====== Records for this exercise
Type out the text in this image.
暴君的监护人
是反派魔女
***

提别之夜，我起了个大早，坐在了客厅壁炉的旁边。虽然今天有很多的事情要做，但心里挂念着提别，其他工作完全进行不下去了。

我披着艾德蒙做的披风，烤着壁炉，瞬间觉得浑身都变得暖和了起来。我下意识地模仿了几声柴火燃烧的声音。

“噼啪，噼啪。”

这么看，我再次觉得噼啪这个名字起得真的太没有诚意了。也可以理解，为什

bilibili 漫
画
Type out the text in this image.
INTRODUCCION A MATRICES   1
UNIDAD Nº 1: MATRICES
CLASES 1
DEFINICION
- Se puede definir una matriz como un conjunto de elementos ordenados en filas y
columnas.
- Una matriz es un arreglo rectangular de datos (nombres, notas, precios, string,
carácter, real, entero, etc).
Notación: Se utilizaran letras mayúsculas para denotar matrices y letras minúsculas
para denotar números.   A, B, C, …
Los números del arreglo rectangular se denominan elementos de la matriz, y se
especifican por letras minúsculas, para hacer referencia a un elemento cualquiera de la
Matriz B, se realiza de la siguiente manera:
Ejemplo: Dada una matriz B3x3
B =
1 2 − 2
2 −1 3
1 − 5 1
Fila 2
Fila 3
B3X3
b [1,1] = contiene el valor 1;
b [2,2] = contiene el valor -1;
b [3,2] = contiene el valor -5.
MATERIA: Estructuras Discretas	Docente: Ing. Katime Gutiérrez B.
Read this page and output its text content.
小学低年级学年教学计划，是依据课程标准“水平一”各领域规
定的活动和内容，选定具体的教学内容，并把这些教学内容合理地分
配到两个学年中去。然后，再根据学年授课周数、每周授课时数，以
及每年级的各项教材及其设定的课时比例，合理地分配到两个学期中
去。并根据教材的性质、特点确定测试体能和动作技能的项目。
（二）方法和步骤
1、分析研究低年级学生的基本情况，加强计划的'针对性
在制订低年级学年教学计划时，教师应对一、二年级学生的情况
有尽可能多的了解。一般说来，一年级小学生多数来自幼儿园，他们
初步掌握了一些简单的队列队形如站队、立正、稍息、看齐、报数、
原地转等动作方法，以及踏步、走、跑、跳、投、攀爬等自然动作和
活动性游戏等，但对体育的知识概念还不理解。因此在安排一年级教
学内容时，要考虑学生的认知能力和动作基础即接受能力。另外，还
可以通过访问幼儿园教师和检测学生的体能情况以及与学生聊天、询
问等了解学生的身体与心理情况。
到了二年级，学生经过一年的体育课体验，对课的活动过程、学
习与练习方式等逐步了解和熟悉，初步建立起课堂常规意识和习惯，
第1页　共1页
============
Exercise
Every entry in the listing must be retyped exactly.

Output for this exercise
Type out the text in this image.
暴君的监护人
是反派魔女
***

提别之夜，我起了个大早，坐在了客厅壁炉的旁边。虽然今天有很多的事情要做，但心里挂念着提别，其他工作完全进行不下去了。

我披着艾德蒙做的披风，烤着壁炉，瞬间觉得浑身都变得暖和了起来。我下意识地模仿了几声柴火燃烧的声音。

“噼啪，噼啪。”

这么看，我再次觉得噼啪这个名字起得真的太没有诚意了。也可以理解，为什

bilibili 漫
画
Type out the text in this image.
INTRODUCCION A MATRICES   1
UNIDAD Nº 1: MATRICES
CLASES 1
DEFINICION
- Se puede definir una matriz como un conjunto de elementos ordenados en filas y
columnas.
- Una matriz es un arreglo rectangular de datos (nombres, notas, precios, string,
carácter, real, entero, etc).
Notación: Se utilizaran letras mayúsculas para denotar matrices y letras minúsculas
para denotar números.   A, B, C, …
Los números del arreglo rectangular se denominan elementos de la matriz, y se
especifican por letras minúsculas, para hacer referencia a un elemento cualquiera de la
Matriz B, se realiza de la siguiente manera:
Ejemplo: Dada una matriz B3x3
B =
1 2 − 2
2 −1 3
1 − 5 1
Fila 2
Fila 3
B3X3
b [1,1] = contiene el valor 1;
b [2,2] = contiene el valor -1;
b [3,2] = contiene el valor -5.
MATERIA: Estructuras Discretas	Docente: Ing. Katime Gutiérrez B.
Read this page and output its text content.
小学低年级学年教学计划，是依据课程标准“水平一”各领域规
定的活动和内容，选定具体的教学内容，并把这些教学内容合理地分
配到两个学年中去。然后，再根据学年授课周数、每周授课时数，以
及每年级的各项教材及其设定的课时比例，合理地分配到两个学期中
去。并根据教材的性质、特点确定测试体能和动作技能的项目。
（二）方法和步骤
1、分析研究低年级学生的基本情况，加强计划的'针对性
在制订低年级学年教学计划时，教师应对一、二年级学生的情况
有尽可能多的了解。一般说来，一年级小学生多数来自幼儿园，他们
初步掌握了一些简单的队列队形如站队、立正、稍息、看齐、报数、
原地转等动作方法，以及踏步、走、跑、跳、投、攀爬等自然动作和
活动性游戏等，但对体育的知识概念还不理解。因此在安排一年级教
学内容时，要考虑学生的认知能力和动作基础即接受能力。另外，还
可以通过访问幼儿园教师和检测学生的体能情况以及与学生聊天、询
问等了解学生的身体与心理情况。
到了二年级，学生经过一年的体育课体验，对课的活动过程、学
习与练习方式等逐步了解和熟悉，初步建立起课堂常规意识和习惯，
第1页　共1页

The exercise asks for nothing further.